───── ARTICLE ─────

- By Emily Webster
- Published: September 10th, 2013
Students for Stewardship encourages on-campus recycling and endeavors to create a cleaner environment
“Reduce, reuse and recycle,” Dr. Karen Prior said. The Liberty University campus club Students for Stewardship is beginning a new emphasis on going green with the hopes of educating students on the biblical mandate behind recycling.
An updated version of the Liberty club Care for Creation, Students for Stewardship wants Liberty students to become better stewards of creation, according to Robert Morris, president of Students for Stewardship. Morris said that the club will be focusing on three fundamental areas: advocacy on campus, sustainability with utilities and recycling.
“It’s a slow process because, unfortunately, with things like the environment on a campus like Liberty, where these conservative ideals are so prominent, you find that if you stick up a poster that just says please recycle, their mind-set, their framework, is kind of like … tunnel vision, and (they) say, ‘Not interested,’” Morris said. “But if you’re able to talk with people, you’re able to broaden their horizons a little bit.”
According to Morris, who grew up in South Africa, he is very aware of and concerned for the environment. Growing up in South Africa meant limited water usage, gasoline and electricity. Once he came to the United States, Morris said he noticed an abundance of waste and inefficient use of resources.
“Growing up in a society like South Africa where those things are very limited, (the people) were very, very focused on trying to make (resources) last as long as (they) could,” Morris said. “We recycled everything — glass, cardboard, plastic, pens, pencils. Anything that had value up to the point of us not needing it anymore was given on to something else that could create value from it.”

─────

◆ **EXERCISE DETAILS**: Extend the article about Liberty University's Students for Stewardship club, picking up after its final paragraph.

───── GIVEN DATA ─────

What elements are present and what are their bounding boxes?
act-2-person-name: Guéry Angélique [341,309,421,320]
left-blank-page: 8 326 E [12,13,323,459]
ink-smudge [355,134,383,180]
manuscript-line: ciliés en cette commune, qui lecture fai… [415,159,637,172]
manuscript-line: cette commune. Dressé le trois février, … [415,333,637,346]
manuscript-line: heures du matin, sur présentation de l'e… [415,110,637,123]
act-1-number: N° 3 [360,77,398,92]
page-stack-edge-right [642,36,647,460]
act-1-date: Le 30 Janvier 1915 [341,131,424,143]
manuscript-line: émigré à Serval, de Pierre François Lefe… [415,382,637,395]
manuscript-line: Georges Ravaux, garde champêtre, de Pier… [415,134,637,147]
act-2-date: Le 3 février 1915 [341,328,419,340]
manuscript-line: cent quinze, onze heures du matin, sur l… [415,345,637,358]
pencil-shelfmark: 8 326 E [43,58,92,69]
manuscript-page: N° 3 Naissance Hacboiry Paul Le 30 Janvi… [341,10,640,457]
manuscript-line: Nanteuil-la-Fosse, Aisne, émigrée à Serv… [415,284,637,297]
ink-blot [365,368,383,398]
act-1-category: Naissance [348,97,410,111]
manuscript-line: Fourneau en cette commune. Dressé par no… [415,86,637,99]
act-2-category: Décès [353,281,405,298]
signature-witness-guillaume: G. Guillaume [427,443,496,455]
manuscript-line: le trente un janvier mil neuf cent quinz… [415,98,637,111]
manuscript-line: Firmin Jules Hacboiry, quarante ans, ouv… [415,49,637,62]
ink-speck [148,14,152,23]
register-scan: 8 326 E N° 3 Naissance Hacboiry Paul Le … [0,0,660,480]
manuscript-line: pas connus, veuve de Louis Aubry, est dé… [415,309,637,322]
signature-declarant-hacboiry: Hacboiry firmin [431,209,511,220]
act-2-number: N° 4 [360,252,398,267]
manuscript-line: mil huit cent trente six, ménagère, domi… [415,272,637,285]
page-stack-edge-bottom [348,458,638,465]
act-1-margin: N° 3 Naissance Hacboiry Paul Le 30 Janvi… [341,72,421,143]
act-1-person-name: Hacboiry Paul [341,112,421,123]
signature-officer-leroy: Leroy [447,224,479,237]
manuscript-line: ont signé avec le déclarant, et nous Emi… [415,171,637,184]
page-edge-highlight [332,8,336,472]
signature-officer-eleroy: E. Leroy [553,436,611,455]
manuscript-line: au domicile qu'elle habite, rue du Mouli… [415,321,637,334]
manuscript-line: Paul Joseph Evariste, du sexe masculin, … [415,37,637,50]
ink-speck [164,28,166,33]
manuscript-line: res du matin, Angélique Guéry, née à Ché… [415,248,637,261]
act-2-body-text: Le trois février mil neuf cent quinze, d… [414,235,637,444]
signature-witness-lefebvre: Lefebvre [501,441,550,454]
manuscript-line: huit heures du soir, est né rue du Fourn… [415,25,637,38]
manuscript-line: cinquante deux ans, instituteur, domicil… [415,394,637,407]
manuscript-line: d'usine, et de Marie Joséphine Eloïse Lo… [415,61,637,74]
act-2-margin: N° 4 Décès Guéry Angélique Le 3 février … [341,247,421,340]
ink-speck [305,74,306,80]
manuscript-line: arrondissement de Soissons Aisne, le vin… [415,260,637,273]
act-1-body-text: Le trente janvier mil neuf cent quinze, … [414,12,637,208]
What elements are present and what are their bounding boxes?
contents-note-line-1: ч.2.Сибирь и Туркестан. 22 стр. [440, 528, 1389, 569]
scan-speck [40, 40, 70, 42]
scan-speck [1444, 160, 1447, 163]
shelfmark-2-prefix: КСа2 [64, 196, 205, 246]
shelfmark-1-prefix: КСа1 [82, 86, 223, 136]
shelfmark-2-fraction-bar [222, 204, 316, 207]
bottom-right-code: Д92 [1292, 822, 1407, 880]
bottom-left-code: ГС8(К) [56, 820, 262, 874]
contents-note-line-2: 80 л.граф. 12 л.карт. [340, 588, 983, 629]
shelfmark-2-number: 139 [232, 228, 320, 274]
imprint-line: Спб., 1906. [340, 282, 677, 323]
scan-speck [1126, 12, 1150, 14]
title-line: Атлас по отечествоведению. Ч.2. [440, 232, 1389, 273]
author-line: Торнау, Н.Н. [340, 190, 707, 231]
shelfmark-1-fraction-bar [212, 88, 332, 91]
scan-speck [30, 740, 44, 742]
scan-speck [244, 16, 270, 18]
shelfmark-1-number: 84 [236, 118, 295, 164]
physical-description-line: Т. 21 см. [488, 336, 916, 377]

─────

◆ **ANSWER FOR THE TASK**:
Morris said he wants Liberty to be setting the standard for good stewardship through recycling, and he believes the university is taking more of an interest in this through the hiring of Morgan Muszall as recycling coordinator for Liberty Field Operations.
“With the recycling position Morgan has, it’s great to have her as a connection between our organization on campus and her as a facilitator that can have the right connections for the program,” Morris said. “(I)t’s showing that (Liberty is) engaging in the issues of today, which, as a leading Christian university, Liberty has the opportunity to lead in this again. This is not something we should be playing catch up on. This is something we should be setting the standard for. And we’re not at that point yet, but it is something we can set the standard for in the future.”
Muszall, who graduated from Liberty in 2012 with a public relations degree, said she has already started working on getting the attention of students in order to encourage them to recycle. According to Muszall, a pilot plan is underway.
“It’s mostly in dorms on the hill and dorms 25 through 28,” Muszall said. “They’re going to have bins in … the stairwells. We’re going to measure them and see how much halls recycle each week. They’re hoping to have an incentive like a pizza party.”
Attaining positive responses from students is one of the most difficult challenges, according to Muszall. She said that she hopes Students for Stewardship is able to create awareness in students.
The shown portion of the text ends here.